• [Provided material]
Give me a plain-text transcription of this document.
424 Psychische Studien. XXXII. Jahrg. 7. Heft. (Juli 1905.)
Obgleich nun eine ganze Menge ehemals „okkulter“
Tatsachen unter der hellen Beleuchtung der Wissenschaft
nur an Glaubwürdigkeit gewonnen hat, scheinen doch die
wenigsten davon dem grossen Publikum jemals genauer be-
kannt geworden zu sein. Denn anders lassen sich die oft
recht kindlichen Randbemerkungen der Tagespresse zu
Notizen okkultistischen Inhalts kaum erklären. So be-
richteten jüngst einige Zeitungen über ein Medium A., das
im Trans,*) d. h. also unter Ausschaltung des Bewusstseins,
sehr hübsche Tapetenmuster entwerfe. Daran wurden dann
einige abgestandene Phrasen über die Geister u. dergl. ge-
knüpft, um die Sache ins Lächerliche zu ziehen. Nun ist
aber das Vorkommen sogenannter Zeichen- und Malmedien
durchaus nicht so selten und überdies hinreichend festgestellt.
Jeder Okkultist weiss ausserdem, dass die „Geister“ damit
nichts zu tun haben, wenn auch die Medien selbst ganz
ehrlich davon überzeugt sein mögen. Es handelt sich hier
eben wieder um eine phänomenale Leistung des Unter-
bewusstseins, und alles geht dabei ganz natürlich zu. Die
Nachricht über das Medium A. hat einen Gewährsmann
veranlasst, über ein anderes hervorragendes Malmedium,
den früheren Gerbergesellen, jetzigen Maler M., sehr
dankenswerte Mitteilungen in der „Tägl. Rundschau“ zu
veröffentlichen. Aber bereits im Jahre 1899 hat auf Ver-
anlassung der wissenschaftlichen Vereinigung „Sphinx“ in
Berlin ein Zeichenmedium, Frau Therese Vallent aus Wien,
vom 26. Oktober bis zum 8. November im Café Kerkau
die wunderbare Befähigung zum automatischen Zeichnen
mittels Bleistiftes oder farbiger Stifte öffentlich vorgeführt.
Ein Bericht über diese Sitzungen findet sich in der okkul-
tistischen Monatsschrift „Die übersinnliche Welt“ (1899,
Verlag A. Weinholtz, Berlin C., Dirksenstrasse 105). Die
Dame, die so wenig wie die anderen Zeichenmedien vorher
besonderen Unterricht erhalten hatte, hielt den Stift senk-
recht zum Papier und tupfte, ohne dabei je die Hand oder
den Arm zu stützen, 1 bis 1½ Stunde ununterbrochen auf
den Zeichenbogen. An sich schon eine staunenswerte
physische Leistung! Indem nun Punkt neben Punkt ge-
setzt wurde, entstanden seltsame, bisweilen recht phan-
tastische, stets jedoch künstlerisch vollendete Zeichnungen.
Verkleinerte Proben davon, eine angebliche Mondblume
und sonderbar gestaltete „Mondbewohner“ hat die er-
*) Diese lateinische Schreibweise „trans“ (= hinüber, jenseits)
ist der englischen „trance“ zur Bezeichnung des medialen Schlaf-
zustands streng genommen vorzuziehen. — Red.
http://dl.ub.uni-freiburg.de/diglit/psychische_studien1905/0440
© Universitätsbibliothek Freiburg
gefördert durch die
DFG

• [What to produce]
The sole thing to report is how many lines in the data hold the string "oder".

• [Solution to the exercise]
2